* begin EXCERPTED DATA *

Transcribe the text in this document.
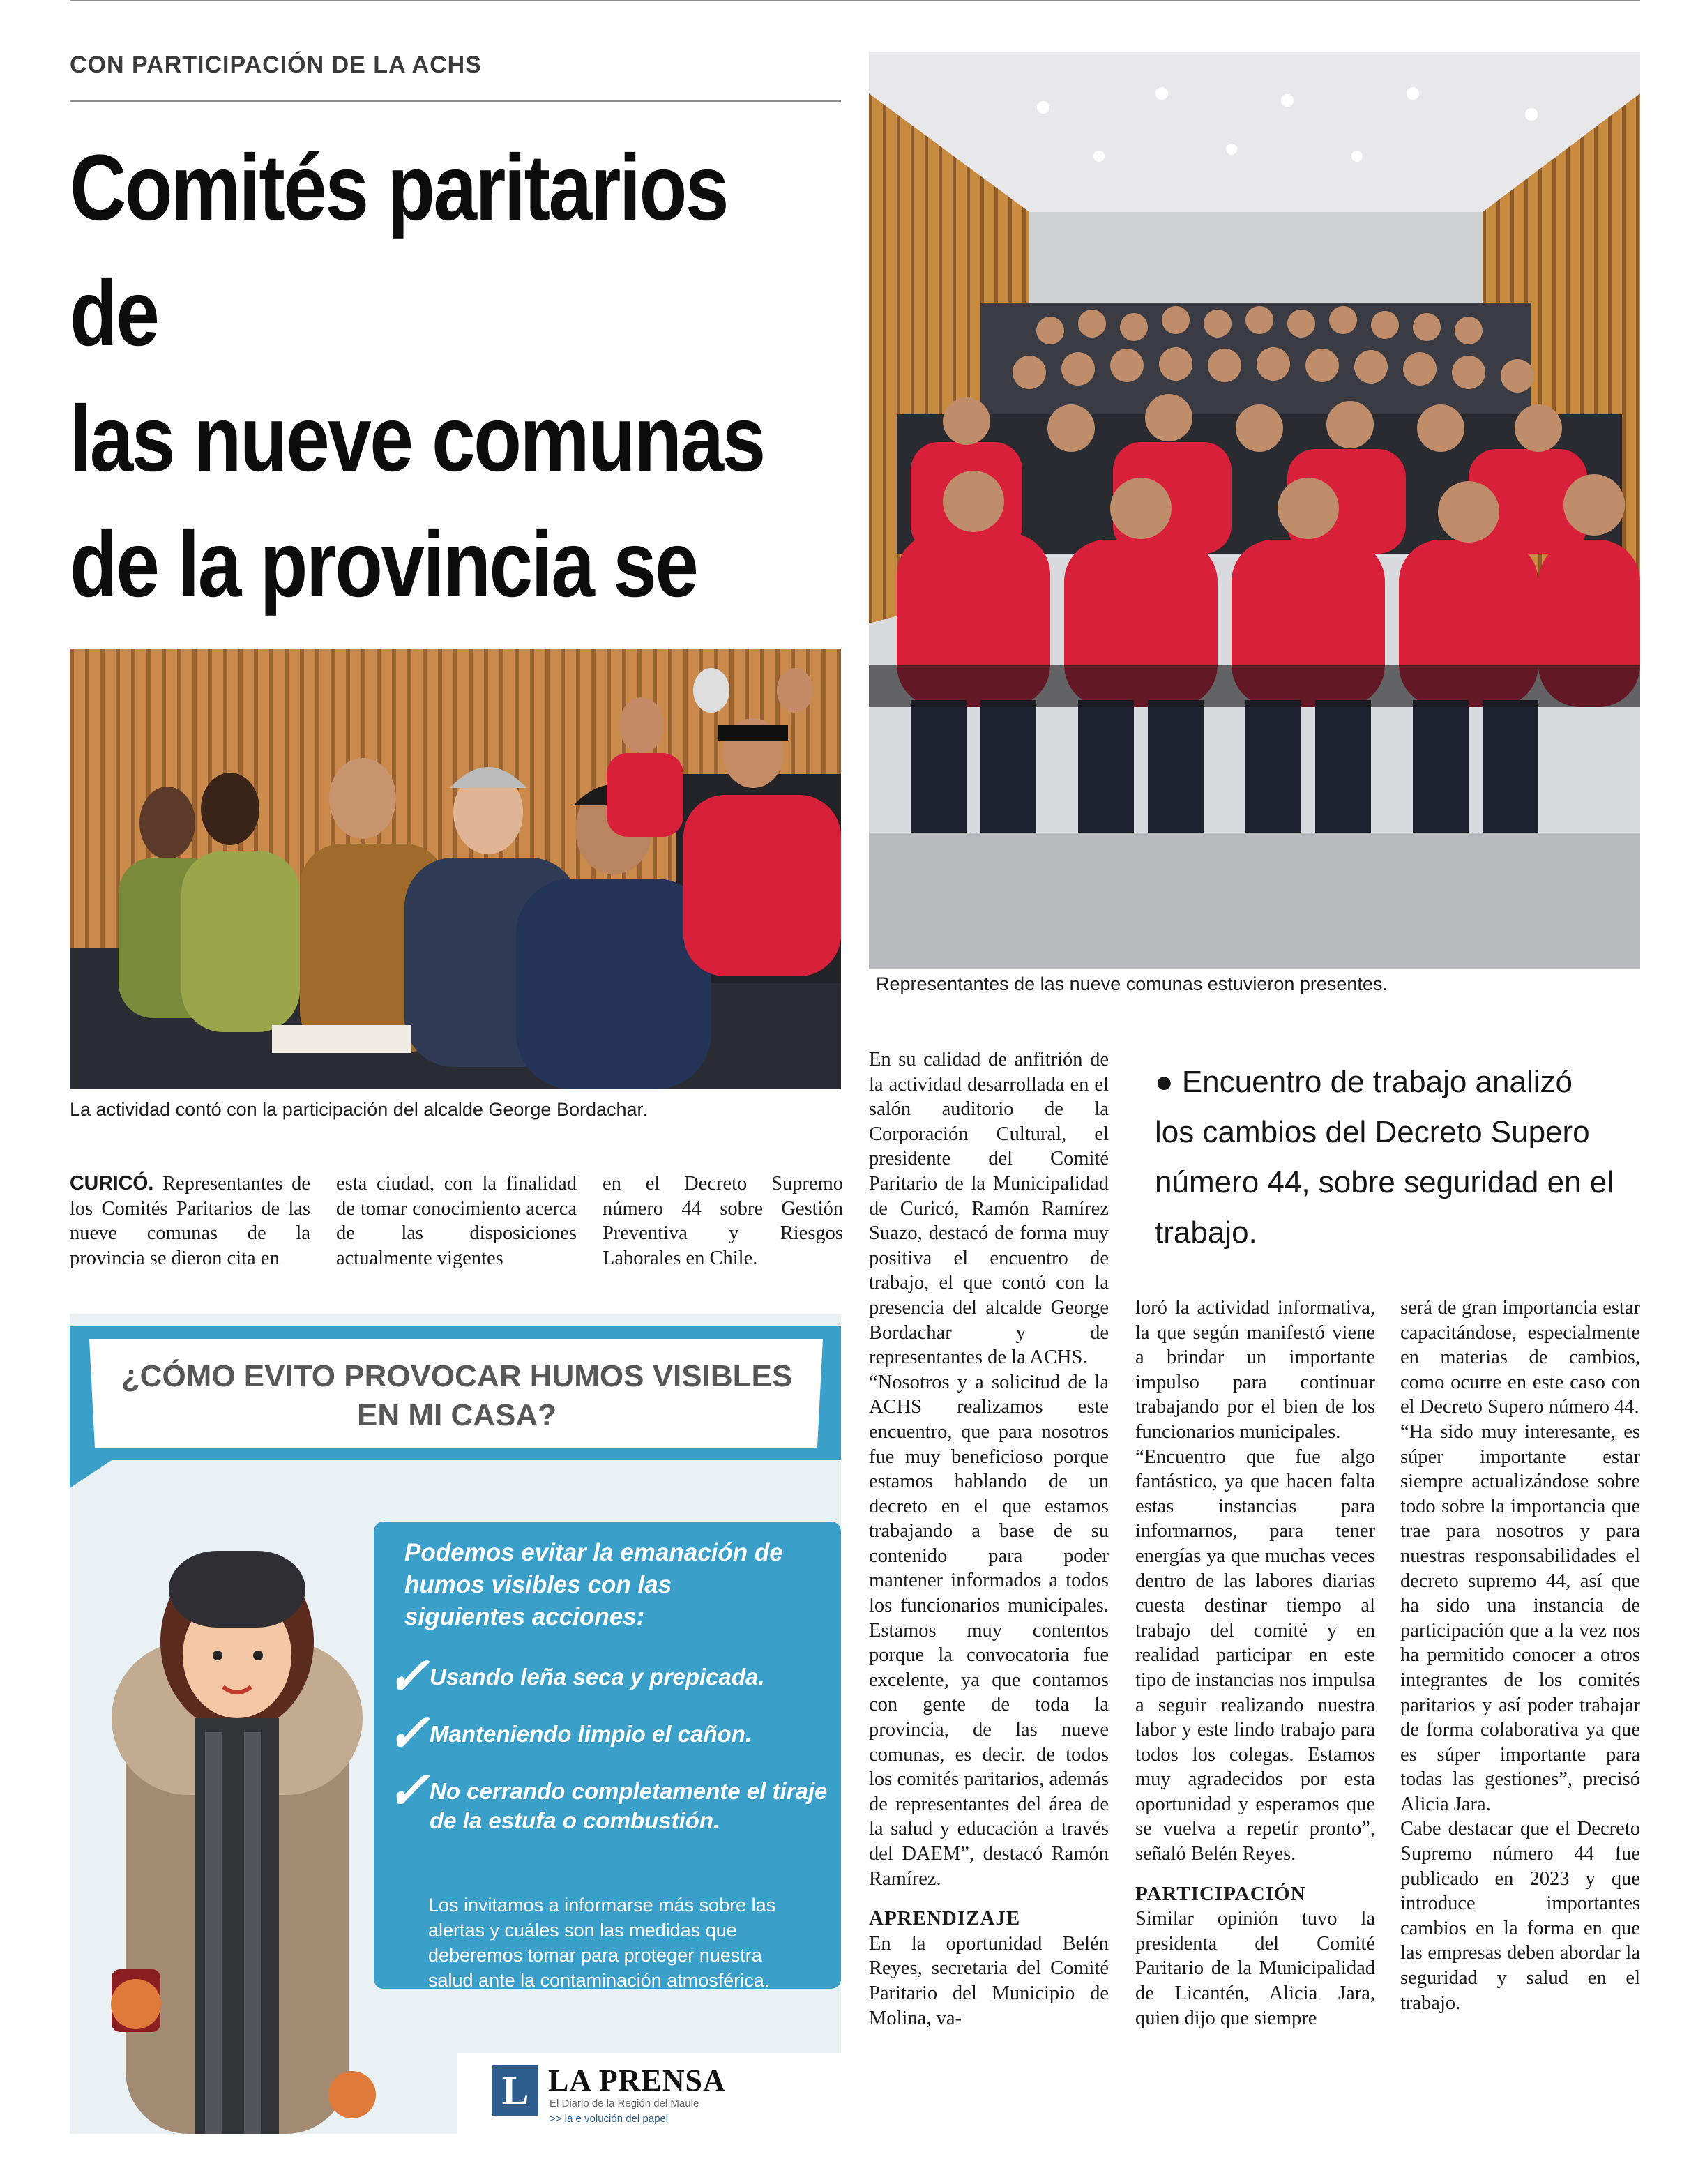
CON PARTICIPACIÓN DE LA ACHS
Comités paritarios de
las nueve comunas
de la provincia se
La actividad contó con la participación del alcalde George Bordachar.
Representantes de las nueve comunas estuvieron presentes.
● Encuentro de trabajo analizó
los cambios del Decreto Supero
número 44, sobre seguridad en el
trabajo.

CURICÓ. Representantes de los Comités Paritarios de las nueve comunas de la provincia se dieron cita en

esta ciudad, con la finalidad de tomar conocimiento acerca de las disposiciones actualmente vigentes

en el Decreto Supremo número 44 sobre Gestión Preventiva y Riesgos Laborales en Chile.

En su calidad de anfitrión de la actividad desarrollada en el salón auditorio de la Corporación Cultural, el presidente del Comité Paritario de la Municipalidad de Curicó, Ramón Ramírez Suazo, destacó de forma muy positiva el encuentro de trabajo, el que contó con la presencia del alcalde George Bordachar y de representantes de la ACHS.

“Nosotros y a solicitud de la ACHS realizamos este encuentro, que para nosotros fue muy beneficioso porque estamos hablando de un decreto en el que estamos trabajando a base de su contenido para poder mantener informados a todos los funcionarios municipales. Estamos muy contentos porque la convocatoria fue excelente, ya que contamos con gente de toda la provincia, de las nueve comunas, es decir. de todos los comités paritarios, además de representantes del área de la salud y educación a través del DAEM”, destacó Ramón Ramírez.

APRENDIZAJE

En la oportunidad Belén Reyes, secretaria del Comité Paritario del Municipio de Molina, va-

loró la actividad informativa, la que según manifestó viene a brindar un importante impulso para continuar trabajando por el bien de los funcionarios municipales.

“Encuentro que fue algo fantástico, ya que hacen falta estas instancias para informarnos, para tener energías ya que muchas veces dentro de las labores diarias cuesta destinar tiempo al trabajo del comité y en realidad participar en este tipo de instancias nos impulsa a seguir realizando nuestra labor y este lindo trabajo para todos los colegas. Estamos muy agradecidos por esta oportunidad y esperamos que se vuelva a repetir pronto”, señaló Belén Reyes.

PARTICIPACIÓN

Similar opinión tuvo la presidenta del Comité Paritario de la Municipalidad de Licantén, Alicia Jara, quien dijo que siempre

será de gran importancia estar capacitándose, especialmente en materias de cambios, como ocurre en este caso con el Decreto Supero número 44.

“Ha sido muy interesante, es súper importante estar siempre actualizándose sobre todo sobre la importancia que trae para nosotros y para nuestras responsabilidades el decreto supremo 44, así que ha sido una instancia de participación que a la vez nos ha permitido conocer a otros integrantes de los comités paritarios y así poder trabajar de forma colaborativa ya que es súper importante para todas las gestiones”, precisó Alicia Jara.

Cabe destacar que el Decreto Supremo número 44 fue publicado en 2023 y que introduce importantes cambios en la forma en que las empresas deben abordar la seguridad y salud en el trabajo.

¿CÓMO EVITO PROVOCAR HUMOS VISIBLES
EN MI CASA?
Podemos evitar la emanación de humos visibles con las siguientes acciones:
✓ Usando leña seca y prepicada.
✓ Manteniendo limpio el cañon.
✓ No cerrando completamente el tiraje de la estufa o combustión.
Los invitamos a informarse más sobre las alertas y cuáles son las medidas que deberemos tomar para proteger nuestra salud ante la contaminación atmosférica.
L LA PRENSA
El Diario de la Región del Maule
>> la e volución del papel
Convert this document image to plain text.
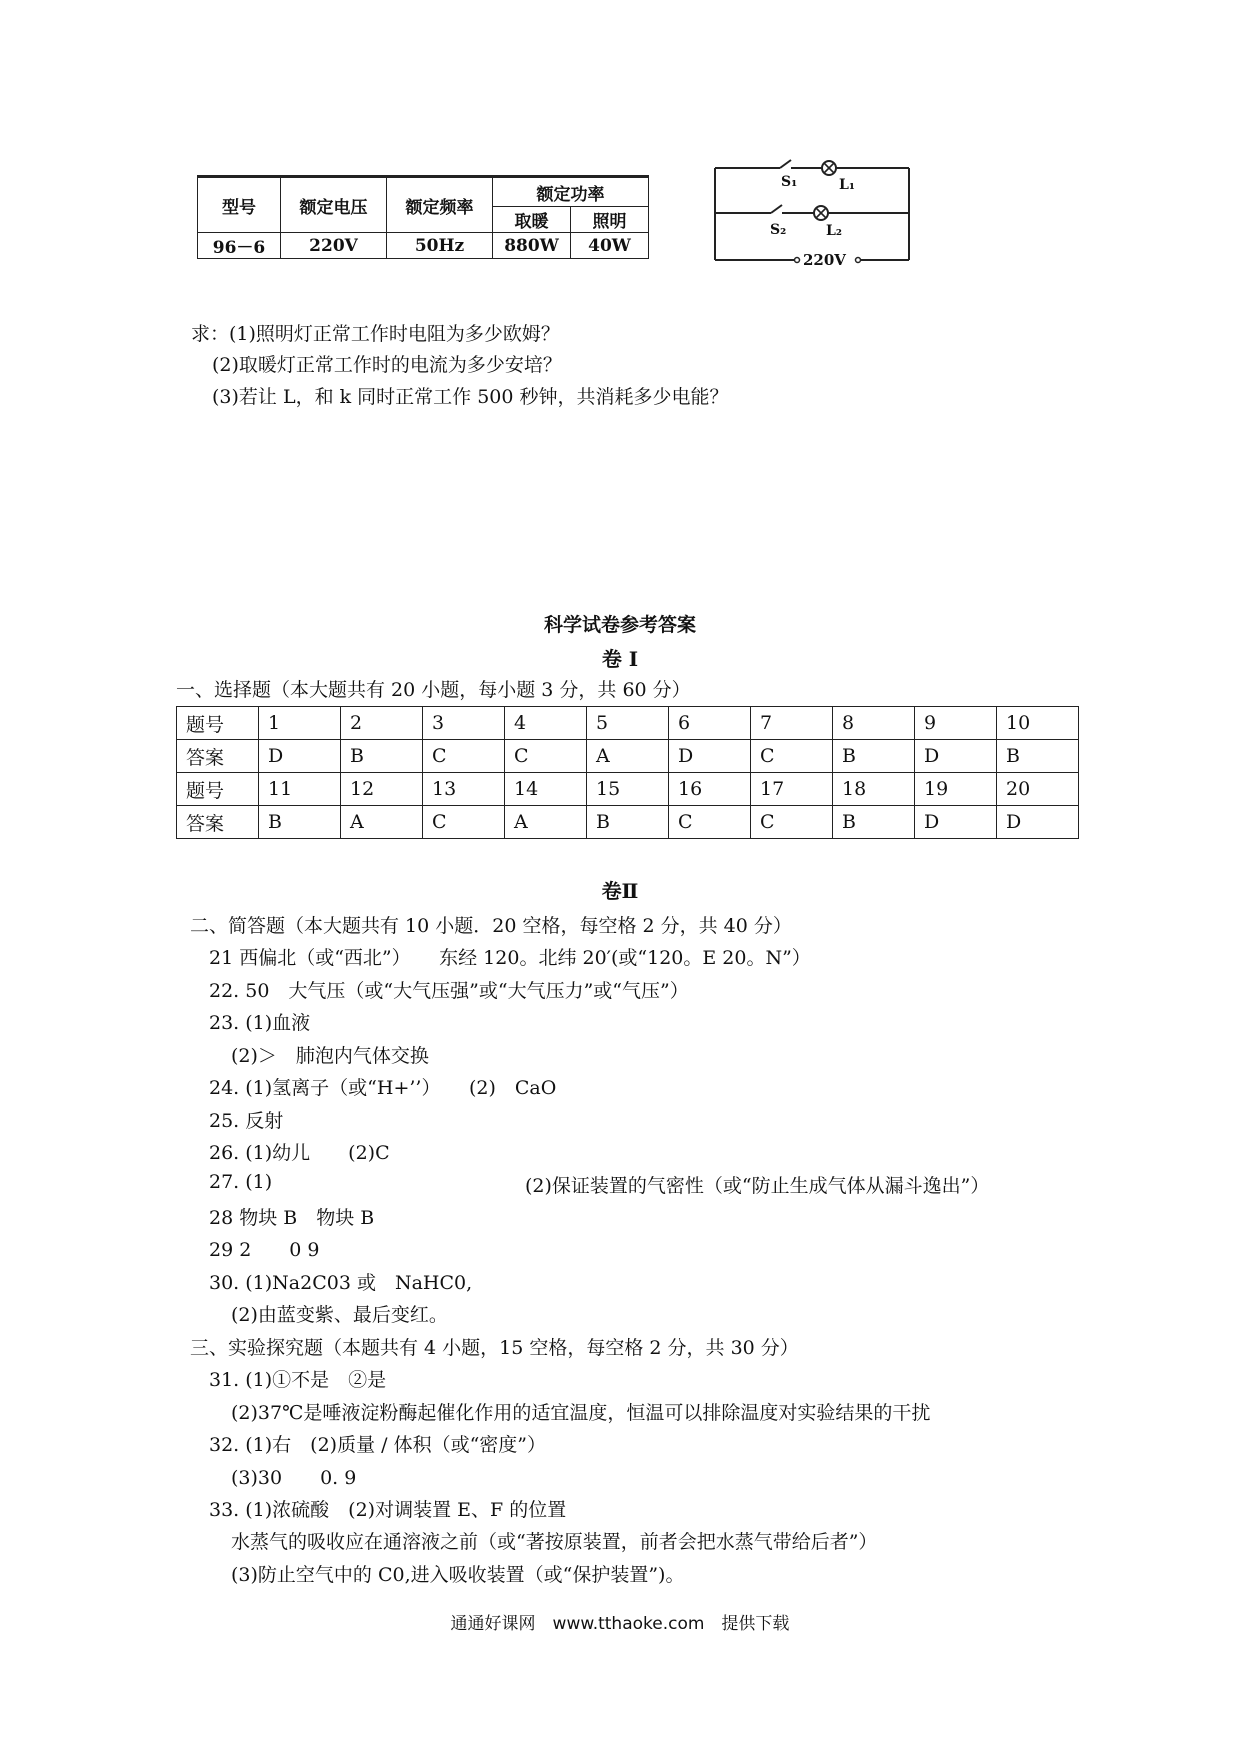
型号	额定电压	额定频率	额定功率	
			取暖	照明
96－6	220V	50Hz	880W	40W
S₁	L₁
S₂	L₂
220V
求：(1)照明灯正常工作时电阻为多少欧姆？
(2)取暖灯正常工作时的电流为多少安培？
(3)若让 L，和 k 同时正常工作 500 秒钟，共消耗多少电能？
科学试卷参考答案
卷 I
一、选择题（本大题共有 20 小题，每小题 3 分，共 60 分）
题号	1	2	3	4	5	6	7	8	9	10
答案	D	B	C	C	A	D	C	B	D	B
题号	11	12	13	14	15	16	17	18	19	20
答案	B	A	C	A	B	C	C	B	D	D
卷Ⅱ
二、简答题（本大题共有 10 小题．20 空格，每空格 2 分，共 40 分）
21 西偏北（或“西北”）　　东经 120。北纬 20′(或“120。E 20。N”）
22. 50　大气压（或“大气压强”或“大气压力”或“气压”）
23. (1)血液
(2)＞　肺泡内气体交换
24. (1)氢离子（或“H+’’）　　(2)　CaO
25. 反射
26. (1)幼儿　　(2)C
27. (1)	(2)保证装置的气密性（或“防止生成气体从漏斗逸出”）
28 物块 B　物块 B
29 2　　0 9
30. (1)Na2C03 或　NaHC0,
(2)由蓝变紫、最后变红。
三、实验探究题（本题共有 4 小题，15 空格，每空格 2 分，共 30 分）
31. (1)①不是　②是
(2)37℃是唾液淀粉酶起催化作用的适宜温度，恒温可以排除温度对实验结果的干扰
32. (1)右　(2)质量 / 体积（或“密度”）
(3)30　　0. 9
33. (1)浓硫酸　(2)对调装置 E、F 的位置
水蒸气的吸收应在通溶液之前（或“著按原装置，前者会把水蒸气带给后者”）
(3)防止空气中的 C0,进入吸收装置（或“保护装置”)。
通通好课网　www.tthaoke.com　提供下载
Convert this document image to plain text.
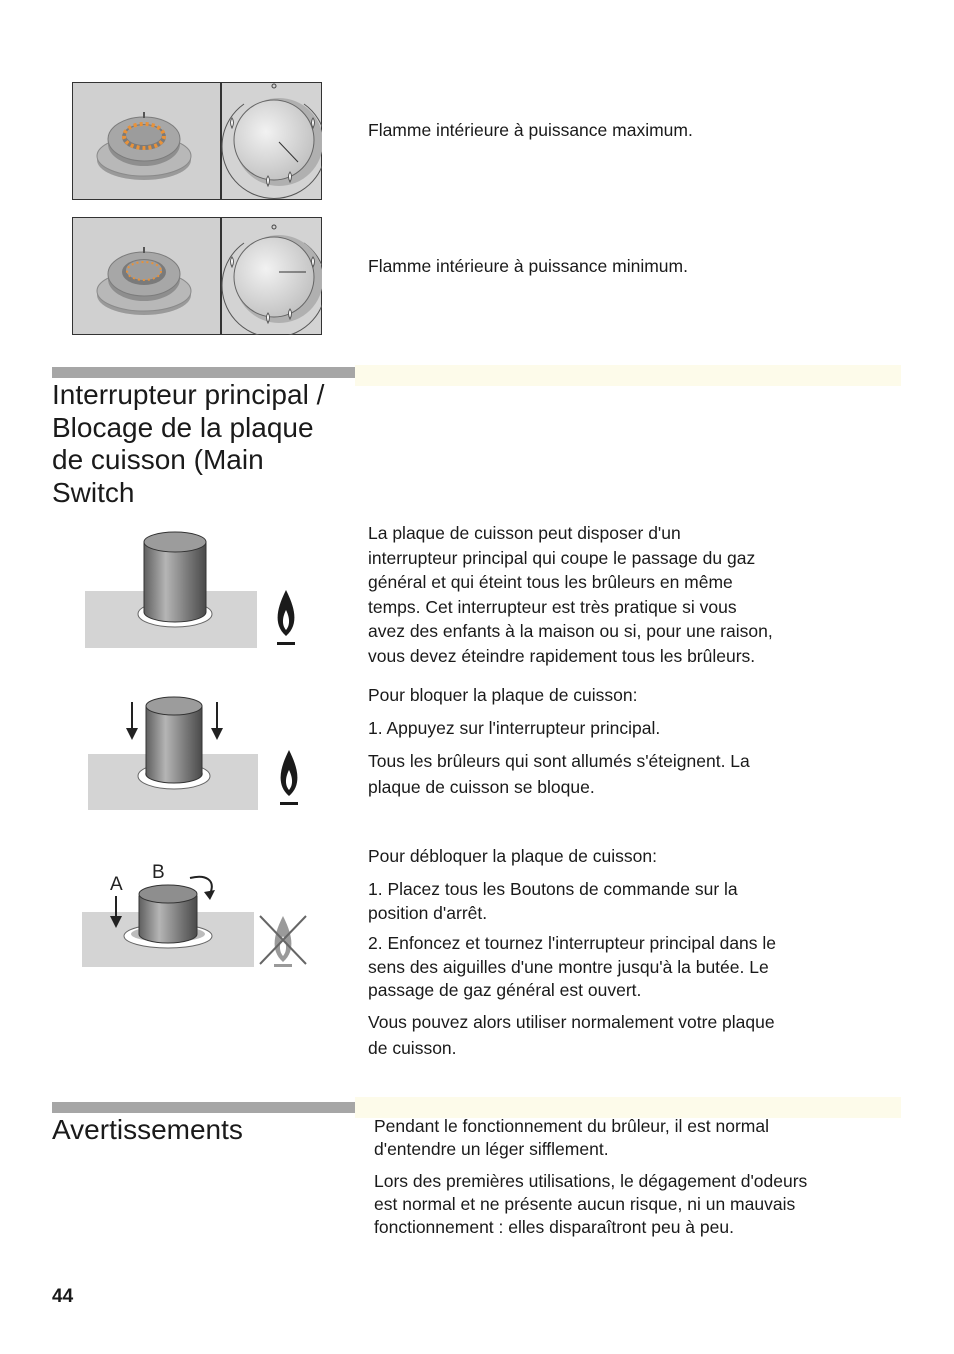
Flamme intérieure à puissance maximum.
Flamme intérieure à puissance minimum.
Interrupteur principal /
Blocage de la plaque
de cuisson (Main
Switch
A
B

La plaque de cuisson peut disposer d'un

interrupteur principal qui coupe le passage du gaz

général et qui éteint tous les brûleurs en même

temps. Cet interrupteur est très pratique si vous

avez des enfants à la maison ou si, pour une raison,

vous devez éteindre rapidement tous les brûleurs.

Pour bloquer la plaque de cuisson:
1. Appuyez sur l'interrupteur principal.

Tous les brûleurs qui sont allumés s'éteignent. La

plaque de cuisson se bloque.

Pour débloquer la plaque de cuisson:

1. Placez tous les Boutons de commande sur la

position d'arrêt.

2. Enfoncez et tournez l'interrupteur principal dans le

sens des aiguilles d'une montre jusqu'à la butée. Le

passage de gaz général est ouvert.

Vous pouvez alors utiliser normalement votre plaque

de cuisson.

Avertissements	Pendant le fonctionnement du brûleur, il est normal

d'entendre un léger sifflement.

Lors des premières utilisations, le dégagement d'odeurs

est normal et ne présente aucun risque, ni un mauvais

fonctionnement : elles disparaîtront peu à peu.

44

* end EXCERPTED DATA *

TASK DETAILS: Wherever "comunas" shows up in a line, copy that line.

THE ANSWER:
las nueve comunas
Representantes de las nueve comunas estuvieron presentes.
CURICÓ. Representantes de los Comités Paritarios de las nueve comunas de la provincia se dieron cita en
“Nosotros y a solicitud de la ACHS realizamos este encuentro, que para nosotros fue muy beneficioso porque estamos hablando de un decreto en el que estamos trabajando a base de su contenido para poder mantener informados a todos los funcionarios municipales. Estamos muy contentos porque la convocatoria fue excelente, ya que contamos con gente de toda la provincia, de las nueve comunas, es decir. de todos los comités paritarios, además de representantes del área de la salud y educación a través del DAEM”, destacó Ramón Ramírez.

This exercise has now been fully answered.